[Dataset items]
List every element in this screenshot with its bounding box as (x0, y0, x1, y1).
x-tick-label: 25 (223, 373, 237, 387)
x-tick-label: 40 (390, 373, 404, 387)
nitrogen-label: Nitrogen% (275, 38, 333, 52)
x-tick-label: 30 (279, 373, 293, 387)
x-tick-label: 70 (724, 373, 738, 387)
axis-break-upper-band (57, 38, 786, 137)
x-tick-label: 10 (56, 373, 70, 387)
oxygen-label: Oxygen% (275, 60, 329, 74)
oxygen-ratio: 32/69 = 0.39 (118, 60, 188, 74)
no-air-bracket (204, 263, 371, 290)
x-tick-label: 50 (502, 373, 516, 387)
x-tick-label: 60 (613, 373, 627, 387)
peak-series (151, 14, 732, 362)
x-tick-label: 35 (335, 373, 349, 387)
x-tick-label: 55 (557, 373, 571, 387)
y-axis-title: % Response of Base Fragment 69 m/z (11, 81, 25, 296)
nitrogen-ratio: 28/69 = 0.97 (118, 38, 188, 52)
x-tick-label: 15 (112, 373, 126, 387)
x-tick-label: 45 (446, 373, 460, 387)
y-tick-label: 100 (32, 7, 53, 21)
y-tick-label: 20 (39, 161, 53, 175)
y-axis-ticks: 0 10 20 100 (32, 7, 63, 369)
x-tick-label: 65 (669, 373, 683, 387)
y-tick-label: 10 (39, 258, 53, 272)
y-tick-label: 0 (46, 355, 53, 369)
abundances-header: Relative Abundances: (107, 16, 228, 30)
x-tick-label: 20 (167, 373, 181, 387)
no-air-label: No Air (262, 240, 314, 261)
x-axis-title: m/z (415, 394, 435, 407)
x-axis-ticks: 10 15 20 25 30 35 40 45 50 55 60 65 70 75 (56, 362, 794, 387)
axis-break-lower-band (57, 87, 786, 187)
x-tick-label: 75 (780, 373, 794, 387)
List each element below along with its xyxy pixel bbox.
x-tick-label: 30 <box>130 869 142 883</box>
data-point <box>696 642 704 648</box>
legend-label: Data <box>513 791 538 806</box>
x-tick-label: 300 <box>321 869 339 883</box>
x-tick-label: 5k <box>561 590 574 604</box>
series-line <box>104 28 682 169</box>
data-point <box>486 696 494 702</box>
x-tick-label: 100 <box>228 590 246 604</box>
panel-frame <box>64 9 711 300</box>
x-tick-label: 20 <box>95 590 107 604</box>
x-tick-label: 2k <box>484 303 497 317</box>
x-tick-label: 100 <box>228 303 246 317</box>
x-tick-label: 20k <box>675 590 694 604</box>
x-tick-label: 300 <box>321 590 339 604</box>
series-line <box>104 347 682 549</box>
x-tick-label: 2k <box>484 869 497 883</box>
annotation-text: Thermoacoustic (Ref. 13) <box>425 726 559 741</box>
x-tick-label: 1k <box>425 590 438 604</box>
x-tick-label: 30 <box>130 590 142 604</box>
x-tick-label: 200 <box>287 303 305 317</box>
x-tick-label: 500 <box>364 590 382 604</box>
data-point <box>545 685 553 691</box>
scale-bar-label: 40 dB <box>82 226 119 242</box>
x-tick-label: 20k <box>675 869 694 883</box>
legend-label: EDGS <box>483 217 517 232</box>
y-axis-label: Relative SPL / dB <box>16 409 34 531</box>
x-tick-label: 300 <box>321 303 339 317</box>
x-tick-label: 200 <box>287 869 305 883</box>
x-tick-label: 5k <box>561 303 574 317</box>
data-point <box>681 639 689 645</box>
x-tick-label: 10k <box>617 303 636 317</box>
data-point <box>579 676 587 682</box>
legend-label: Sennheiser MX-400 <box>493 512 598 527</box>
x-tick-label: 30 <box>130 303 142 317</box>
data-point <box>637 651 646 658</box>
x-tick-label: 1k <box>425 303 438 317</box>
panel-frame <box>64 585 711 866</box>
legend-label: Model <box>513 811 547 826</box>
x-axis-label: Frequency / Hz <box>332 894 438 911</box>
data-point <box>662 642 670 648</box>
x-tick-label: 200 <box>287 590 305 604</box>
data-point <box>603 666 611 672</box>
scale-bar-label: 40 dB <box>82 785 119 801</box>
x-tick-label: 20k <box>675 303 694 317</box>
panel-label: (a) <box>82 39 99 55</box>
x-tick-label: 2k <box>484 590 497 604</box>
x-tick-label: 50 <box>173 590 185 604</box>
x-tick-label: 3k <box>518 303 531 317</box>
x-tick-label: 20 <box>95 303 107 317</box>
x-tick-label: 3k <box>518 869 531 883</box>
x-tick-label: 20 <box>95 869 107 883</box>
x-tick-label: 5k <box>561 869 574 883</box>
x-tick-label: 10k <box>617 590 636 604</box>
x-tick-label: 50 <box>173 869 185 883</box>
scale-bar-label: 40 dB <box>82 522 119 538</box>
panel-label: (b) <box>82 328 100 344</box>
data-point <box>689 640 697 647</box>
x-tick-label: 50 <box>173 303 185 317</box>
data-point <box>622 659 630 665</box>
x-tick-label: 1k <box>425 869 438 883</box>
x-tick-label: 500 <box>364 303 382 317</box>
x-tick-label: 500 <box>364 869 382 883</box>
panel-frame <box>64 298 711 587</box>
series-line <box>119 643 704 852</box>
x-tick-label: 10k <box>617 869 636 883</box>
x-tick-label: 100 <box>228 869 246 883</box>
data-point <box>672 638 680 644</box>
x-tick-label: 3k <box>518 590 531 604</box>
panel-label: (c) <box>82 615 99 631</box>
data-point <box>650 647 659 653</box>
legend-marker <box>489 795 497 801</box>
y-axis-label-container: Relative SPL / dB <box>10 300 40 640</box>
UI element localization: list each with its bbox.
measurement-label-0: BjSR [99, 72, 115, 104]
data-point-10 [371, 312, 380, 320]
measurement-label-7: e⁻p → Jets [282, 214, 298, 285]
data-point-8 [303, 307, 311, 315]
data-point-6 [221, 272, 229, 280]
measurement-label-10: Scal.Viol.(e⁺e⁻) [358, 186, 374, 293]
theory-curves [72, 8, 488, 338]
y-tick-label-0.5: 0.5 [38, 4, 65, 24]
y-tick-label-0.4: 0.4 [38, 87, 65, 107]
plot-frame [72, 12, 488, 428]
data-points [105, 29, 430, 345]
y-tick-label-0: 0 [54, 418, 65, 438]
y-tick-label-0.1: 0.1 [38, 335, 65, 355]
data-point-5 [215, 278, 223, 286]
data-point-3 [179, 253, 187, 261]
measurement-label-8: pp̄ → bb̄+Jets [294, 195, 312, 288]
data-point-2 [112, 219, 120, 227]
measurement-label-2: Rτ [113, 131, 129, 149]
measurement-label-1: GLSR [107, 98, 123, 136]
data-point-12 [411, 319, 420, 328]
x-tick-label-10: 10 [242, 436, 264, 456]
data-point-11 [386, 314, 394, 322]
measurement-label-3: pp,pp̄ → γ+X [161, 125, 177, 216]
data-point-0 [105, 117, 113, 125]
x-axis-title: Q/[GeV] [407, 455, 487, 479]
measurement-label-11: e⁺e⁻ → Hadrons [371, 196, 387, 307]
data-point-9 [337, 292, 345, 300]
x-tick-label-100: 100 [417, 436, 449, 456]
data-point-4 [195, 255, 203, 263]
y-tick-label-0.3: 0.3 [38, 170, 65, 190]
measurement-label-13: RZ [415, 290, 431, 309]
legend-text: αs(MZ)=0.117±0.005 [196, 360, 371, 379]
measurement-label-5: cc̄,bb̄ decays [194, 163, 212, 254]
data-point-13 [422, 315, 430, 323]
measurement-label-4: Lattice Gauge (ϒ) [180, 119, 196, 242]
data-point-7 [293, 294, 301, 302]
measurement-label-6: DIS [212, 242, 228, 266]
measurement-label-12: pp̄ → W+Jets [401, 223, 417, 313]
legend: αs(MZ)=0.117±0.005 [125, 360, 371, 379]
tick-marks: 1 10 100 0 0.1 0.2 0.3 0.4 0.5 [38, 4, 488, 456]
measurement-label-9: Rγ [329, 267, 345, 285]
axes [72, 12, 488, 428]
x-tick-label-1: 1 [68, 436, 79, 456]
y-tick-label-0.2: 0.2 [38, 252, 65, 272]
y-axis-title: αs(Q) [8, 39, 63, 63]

Prompt: Rewrite the lines above as a Markdown table with the columns "No." and "Line", starting at the first line and ending after the line that contains "x-tick-label: 60 (613, 373, 627, 387)". Leave out any blank lines.

Solution below:
| No. | Line |
|---|---|
| 1 | List every element in this screenshot with its bounding box as (x0, y0, x1, y1). |
| 2 | x-tick-label: 25 (223, 373, 237, 387) |
| 3 | x-tick-label: 40 (390, 373, 404, 387) |
| 4 | nitrogen-label: Nitrogen% (275, 38, 333, 52) |
| 5 | x-tick-label: 30 (279, 373, 293, 387) |
| 6 | x-tick-label: 70 (724, 373, 738, 387) |
| 7 | axis-break-upper-band (57, 38, 786, 137) |
| 8 | x-tick-label: 10 (56, 373, 70, 387) |
| 9 | oxygen-label: Oxygen% (275, 60, 329, 74) |
| 10 | oxygen-ratio: 32/69 = 0.39 (118, 60, 188, 74) |
| 11 | no-air-bracket (204, 263, 371, 290) |
| 12 | x-tick-label: 50 (502, 373, 516, 387) |
| 13 | x-tick-label: 60 (613, 373, 627, 387) |